§ GOAL OF THE EXERCISE: Copy out each line of the listing that has the word "Marion" in it.

Dataset items

######

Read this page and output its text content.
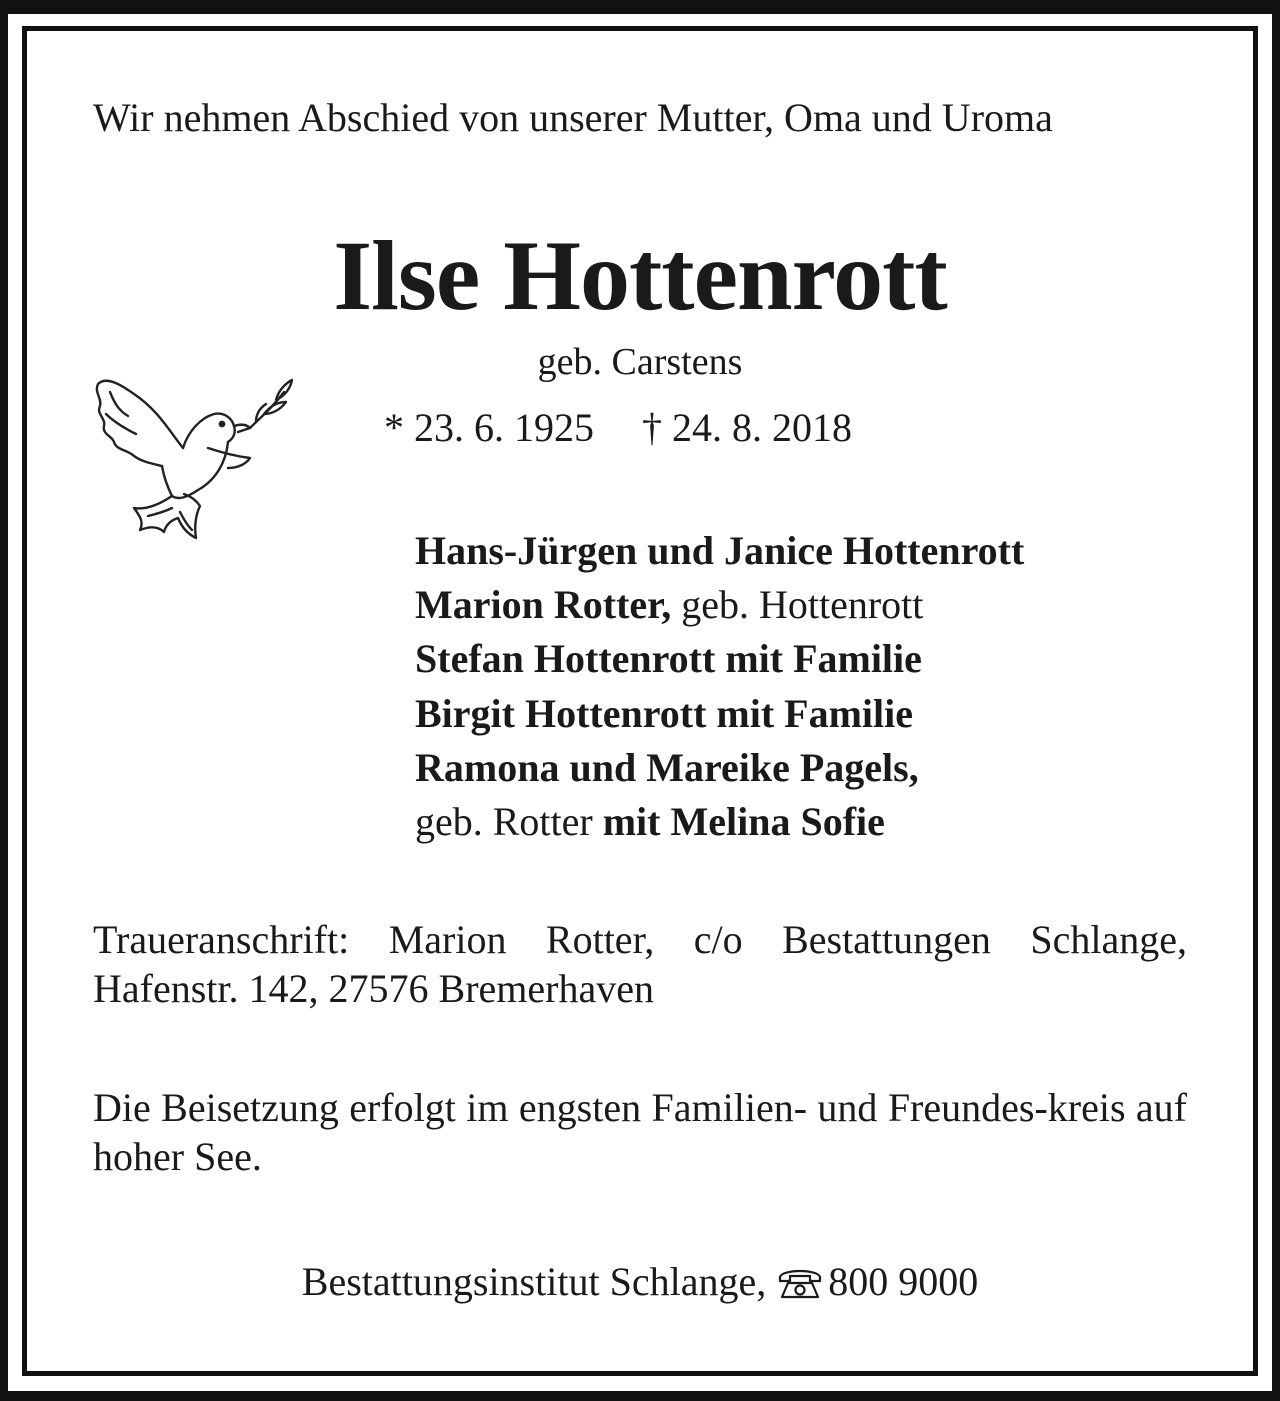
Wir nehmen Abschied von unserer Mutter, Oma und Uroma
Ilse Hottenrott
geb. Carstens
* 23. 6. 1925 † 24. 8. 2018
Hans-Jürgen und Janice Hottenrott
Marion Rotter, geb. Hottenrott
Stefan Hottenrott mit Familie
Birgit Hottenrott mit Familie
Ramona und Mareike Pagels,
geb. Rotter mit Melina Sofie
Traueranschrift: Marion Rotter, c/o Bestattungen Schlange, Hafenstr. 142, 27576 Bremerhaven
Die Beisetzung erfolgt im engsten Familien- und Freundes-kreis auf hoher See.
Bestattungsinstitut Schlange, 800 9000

######

§ SOLUTION BELOW:
Marion Rotter, geb. Hottenrott
Traueranschrift: Marion Rotter, c/o Bestattungen Schlange, Hafenstr. 142, 27576 Bremerhaven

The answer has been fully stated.